WRITTEN REQUEST: Work out the number of lines with "NASA" in them. Reply with that number and no other words.
:: RECORDS SHOWN
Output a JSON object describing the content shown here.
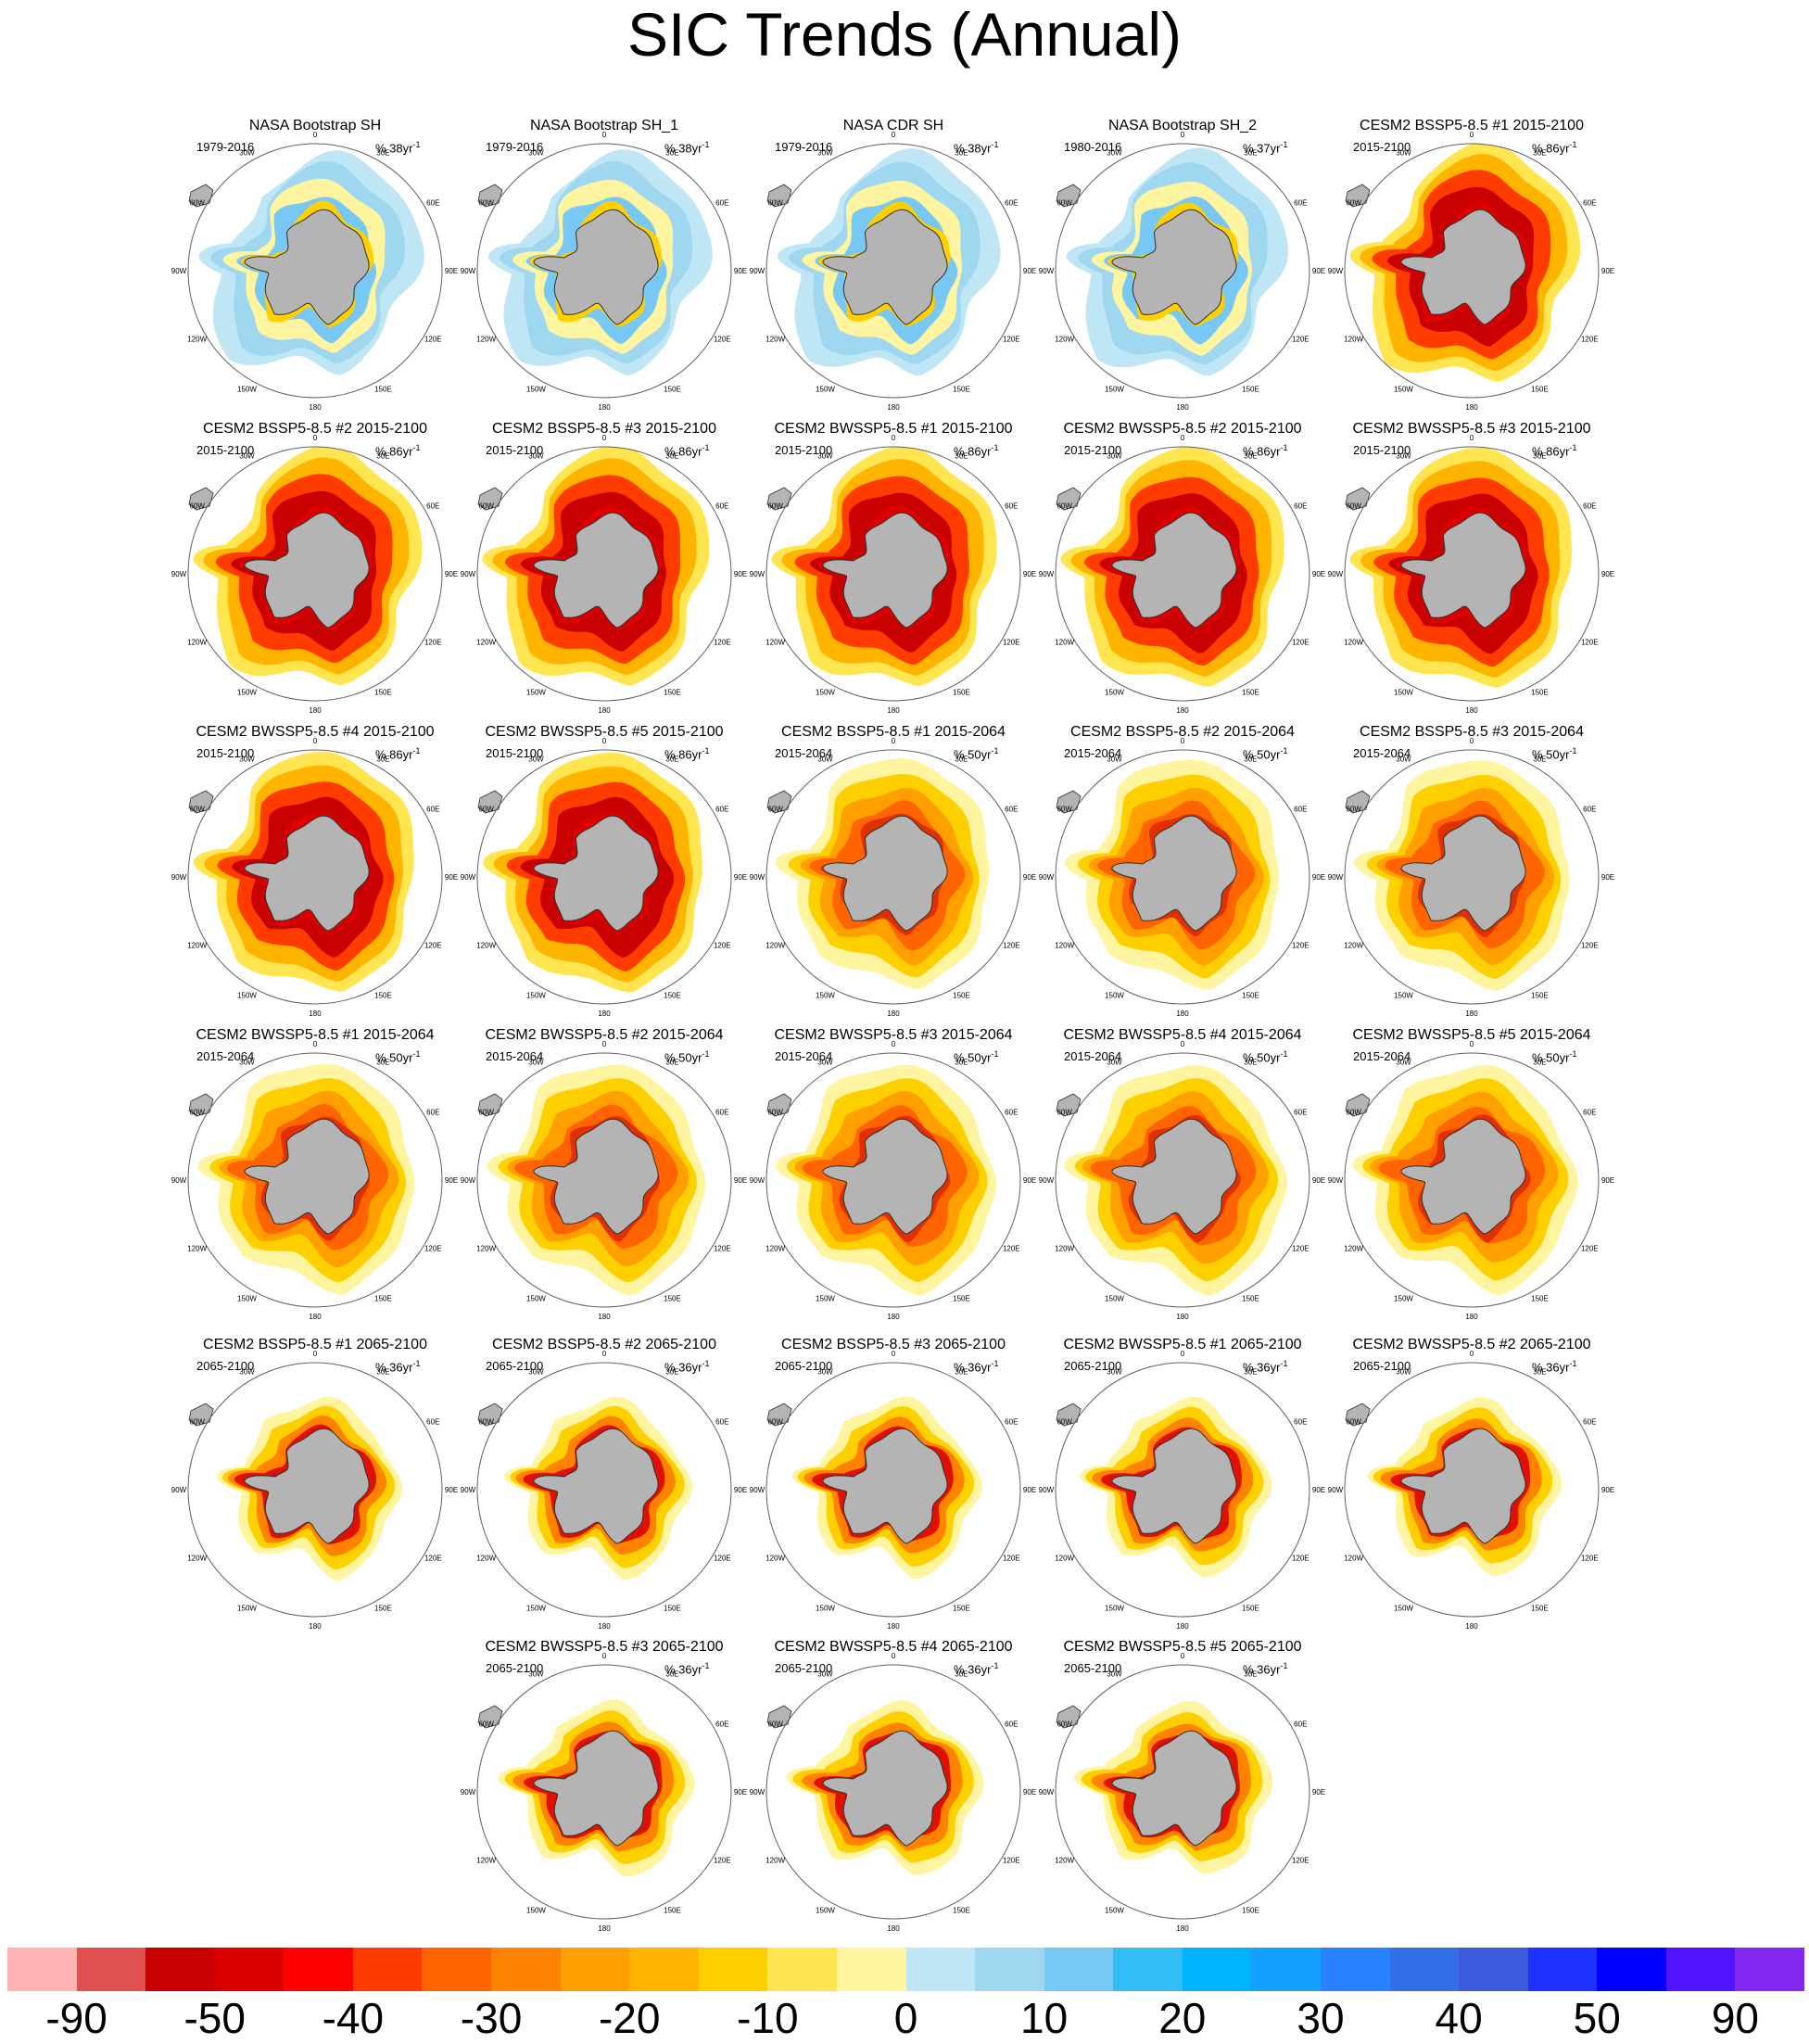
{
  "title": "SIC Trends (Annual)",
  "units_prefix": "% ",
  "units_suffix": "yr",
  "units_exponent": "-1",
  "map_colors": {
    "land": "#b4b4b4",
    "coast": "#303030",
    "frame": "#606060",
    "bg": "#ffffff"
  },
  "lon_labels": [
    "0",
    "30E",
    "60E",
    "90E",
    "120E",
    "150E",
    "180",
    "150W",
    "120W",
    "90W",
    "60W",
    "30W"
  ],
  "panels": [
    {
      "title": "NASA Bootstrap SH",
      "period": "1979-2016",
      "scale": "38",
      "kind": "obs"
    },
    {
      "title": "NASA Bootstrap SH_1",
      "period": "1979-2016",
      "scale": "38",
      "kind": "obs"
    },
    {
      "title": "NASA CDR SH",
      "period": "1979-2016",
      "scale": "38",
      "kind": "obs"
    },
    {
      "title": "NASA Bootstrap SH_2",
      "period": "1980-2016",
      "scale": "37",
      "kind": "obs"
    },
    {
      "title": "CESM2 BSSP5-8.5 #1 2015-2100",
      "period": "2015-2100",
      "scale": "86",
      "kind": "strong"
    },
    {
      "title": "CESM2 BSSP5-8.5 #2 2015-2100",
      "period": "2015-2100",
      "scale": "86",
      "kind": "strong"
    },
    {
      "title": "CESM2 BSSP5-8.5 #3 2015-2100",
      "period": "2015-2100",
      "scale": "86",
      "kind": "strong"
    },
    {
      "title": "CESM2 BWSSP5-8.5 #1 2015-2100",
      "period": "2015-2100",
      "scale": "86",
      "kind": "strong"
    },
    {
      "title": "CESM2 BWSSP5-8.5 #2 2015-2100",
      "period": "2015-2100",
      "scale": "86",
      "kind": "strong"
    },
    {
      "title": "CESM2 BWSSP5-8.5 #3 2015-2100",
      "period": "2015-2100",
      "scale": "86",
      "kind": "strong"
    },
    {
      "title": "CESM2 BWSSP5-8.5 #4 2015-2100",
      "period": "2015-2100",
      "scale": "86",
      "kind": "strong"
    },
    {
      "title": "CESM2 BWSSP5-8.5 #5 2015-2100",
      "period": "2015-2100",
      "scale": "86",
      "kind": "strong"
    },
    {
      "title": "CESM2 BSSP5-8.5 #1 2015-2064",
      "period": "2015-2064",
      "scale": "50",
      "kind": "medium"
    },
    {
      "title": "CESM2 BSSP5-8.5 #2 2015-2064",
      "period": "2015-2064",
      "scale": "50",
      "kind": "medium"
    },
    {
      "title": "CESM2 BSSP5-8.5 #3 2015-2064",
      "period": "2015-2064",
      "scale": "50",
      "kind": "medium"
    },
    {
      "title": "CESM2 BWSSP5-8.5 #1 2015-2064",
      "period": "2015-2064",
      "scale": "50",
      "kind": "medium"
    },
    {
      "title": "CESM2 BWSSP5-8.5 #2 2015-2064",
      "period": "2015-2064",
      "scale": "50",
      "kind": "medium"
    },
    {
      "title": "CESM2 BWSSP5-8.5 #3 2015-2064",
      "period": "2015-2064",
      "scale": "50",
      "kind": "medium"
    },
    {
      "title": "CESM2 BWSSP5-8.5 #4 2015-2064",
      "period": "2015-2064",
      "scale": "50",
      "kind": "medium"
    },
    {
      "title": "CESM2 BWSSP5-8.5 #5 2015-2064",
      "period": "2015-2064",
      "scale": "50",
      "kind": "medium"
    },
    {
      "title": "CESM2 BSSP5-8.5 #1 2065-2100",
      "period": "2065-2100",
      "scale": "36",
      "kind": "late"
    },
    {
      "title": "CESM2 BSSP5-8.5 #2 2065-2100",
      "period": "2065-2100",
      "scale": "36",
      "kind": "late"
    },
    {
      "title": "CESM2 BSSP5-8.5 #3 2065-2100",
      "period": "2065-2100",
      "scale": "36",
      "kind": "late"
    },
    {
      "title": "CESM2 BWSSP5-8.5 #1 2065-2100",
      "period": "2065-2100",
      "scale": "36",
      "kind": "late"
    },
    {
      "title": "CESM2 BWSSP5-8.5 #2 2065-2100",
      "period": "2065-2100",
      "scale": "36",
      "kind": "late"
    },
    {
      "title": "CESM2 BWSSP5-8.5 #3 2065-2100",
      "period": "2065-2100",
      "scale": "36",
      "kind": "late"
    },
    {
      "title": "CESM2 BWSSP5-8.5 #4 2065-2100",
      "period": "2065-2100",
      "scale": "36",
      "kind": "late"
    },
    {
      "title": "CESM2 BWSSP5-8.5 #5 2065-2100",
      "period": "2065-2100",
      "scale": "36",
      "kind": "late"
    }
  ],
  "colorbar": {
    "colors": [
      "#ffb4b4",
      "#e05050",
      "#c80000",
      "#dc0000",
      "#ff0000",
      "#ff3c00",
      "#ff6400",
      "#ff8200",
      "#ffa000",
      "#ffb400",
      "#ffd000",
      "#ffe650",
      "#fff5a0",
      "#bee6f5",
      "#a0d7f0",
      "#78c8f5",
      "#32bef5",
      "#00b4ff",
      "#14a0ff",
      "#2882ff",
      "#326ee6",
      "#3c5adc",
      "#1e32ff",
      "#0000ff",
      "#5014ff",
      "#8228f0"
    ],
    "labels": [
      "-90",
      "-50",
      "-40",
      "-30",
      "-20",
      "-10",
      "0",
      "10",
      "20",
      "30",
      "40",
      "50",
      "90"
    ]
  }
}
::::
RESPONSE: 4